* [WHAT THE TASK REQUIRES] Which lines hold the word "this"? Show each of them.

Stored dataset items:
START

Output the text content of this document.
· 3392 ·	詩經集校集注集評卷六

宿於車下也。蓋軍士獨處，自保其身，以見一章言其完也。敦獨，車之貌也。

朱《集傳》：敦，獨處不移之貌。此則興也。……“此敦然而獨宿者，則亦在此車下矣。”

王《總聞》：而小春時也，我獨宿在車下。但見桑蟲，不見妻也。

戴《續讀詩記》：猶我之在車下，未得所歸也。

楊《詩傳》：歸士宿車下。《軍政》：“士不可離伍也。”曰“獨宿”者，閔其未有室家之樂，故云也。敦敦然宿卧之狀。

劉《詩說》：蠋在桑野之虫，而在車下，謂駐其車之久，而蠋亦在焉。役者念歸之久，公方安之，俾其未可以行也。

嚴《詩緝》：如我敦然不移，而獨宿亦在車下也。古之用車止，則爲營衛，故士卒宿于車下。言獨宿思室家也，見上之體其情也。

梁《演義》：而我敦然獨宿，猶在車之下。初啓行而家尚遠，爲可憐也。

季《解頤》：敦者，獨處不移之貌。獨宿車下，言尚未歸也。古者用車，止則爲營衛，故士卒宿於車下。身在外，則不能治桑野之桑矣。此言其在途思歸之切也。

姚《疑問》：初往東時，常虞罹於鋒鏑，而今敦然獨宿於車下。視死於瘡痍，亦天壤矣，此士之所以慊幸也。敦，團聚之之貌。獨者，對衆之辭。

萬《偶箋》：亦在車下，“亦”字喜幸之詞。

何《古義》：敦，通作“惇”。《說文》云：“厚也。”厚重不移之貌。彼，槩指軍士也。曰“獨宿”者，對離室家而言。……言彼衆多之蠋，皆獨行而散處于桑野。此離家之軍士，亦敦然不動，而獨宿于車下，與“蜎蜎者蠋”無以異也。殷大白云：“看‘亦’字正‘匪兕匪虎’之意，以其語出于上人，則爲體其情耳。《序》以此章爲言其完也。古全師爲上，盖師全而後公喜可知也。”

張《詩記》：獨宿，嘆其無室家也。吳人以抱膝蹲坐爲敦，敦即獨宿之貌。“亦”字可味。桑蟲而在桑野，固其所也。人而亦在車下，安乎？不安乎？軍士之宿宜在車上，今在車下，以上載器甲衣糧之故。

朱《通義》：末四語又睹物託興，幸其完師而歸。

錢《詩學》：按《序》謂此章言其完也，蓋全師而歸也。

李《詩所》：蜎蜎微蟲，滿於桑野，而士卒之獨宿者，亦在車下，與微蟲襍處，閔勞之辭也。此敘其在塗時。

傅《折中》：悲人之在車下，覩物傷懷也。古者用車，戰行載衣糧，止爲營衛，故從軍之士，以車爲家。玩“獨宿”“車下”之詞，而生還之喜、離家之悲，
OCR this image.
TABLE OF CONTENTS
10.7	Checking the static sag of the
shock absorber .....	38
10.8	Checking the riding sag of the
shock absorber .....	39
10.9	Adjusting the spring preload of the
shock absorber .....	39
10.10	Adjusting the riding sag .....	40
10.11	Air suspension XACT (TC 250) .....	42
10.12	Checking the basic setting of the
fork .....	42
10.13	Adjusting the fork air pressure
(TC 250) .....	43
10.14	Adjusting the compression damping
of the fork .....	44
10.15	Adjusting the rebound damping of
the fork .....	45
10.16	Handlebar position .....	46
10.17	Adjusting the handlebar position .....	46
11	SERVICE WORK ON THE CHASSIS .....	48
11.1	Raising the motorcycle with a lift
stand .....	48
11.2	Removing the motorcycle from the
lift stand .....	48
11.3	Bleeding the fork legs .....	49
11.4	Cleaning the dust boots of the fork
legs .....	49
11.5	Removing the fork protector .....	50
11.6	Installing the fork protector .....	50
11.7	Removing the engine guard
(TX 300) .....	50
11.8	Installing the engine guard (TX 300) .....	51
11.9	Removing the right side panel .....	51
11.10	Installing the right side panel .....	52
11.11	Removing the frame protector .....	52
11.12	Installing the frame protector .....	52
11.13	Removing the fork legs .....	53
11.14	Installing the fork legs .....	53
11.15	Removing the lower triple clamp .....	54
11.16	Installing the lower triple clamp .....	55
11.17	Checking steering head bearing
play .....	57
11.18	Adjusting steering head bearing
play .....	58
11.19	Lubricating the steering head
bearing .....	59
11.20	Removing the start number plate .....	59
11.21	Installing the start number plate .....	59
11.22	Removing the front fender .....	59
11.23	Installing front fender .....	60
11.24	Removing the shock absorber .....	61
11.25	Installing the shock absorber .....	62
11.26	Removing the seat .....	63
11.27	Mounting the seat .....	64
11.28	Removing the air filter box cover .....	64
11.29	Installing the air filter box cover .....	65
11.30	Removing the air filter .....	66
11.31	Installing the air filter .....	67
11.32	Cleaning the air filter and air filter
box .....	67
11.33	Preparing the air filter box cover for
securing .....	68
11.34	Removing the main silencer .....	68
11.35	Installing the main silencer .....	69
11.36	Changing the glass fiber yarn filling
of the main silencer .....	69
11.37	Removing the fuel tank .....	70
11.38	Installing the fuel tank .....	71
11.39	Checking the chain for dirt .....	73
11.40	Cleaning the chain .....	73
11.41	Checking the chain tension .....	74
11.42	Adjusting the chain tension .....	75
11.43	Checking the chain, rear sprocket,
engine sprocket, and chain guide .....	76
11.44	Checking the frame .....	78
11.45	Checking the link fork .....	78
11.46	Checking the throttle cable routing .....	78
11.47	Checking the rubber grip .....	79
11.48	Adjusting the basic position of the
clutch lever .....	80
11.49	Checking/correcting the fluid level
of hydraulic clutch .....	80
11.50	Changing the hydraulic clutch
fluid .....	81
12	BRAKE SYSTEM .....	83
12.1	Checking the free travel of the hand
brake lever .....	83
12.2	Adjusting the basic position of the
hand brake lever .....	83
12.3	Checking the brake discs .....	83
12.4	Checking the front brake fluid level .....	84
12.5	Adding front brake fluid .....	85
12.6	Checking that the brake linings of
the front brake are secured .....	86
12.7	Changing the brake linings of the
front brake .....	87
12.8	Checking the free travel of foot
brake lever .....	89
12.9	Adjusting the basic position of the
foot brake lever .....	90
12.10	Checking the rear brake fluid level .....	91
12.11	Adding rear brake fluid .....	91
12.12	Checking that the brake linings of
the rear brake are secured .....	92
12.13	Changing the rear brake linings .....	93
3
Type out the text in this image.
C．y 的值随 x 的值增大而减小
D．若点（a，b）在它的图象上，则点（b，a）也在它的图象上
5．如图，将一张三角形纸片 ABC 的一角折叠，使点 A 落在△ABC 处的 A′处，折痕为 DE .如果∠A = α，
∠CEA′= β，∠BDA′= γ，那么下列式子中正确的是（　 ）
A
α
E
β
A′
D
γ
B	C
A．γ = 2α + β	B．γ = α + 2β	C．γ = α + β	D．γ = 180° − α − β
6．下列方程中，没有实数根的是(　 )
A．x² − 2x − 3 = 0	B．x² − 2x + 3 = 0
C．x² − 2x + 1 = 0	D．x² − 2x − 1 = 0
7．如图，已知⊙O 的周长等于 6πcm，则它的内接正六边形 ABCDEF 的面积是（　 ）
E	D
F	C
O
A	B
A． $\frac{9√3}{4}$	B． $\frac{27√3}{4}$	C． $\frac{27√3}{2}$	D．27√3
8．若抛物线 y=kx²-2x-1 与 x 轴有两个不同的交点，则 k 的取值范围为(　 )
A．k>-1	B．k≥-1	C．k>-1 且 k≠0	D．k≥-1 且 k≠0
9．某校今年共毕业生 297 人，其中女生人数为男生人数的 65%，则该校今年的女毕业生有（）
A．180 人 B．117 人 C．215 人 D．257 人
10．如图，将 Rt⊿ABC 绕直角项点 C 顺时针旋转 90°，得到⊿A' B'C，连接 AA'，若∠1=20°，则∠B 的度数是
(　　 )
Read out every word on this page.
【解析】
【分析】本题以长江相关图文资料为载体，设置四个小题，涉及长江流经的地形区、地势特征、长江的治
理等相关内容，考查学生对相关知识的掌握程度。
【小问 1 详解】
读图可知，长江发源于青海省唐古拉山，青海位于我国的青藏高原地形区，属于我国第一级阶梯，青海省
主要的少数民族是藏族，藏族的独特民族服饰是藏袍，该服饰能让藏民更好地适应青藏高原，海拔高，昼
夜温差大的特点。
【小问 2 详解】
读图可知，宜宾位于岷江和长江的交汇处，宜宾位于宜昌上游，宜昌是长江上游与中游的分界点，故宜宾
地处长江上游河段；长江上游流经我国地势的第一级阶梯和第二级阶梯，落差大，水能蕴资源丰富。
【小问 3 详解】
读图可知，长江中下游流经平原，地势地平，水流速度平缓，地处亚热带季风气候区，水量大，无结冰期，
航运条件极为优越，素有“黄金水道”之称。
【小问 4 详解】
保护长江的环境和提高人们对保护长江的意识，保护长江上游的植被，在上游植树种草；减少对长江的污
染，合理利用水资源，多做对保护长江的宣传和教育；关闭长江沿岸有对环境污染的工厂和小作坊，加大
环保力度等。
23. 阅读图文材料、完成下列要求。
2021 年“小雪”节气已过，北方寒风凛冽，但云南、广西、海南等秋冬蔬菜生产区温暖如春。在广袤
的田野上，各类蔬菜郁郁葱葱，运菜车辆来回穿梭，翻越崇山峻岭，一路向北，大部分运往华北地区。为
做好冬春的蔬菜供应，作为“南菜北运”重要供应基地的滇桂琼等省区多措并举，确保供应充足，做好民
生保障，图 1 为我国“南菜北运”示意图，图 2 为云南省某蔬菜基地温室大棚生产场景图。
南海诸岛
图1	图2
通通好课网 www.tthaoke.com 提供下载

END

* [OUTPUT OF THE TASK]
Output the text content of this document.
OCR this image.
Type out the text in this image.
Read out every word on this page.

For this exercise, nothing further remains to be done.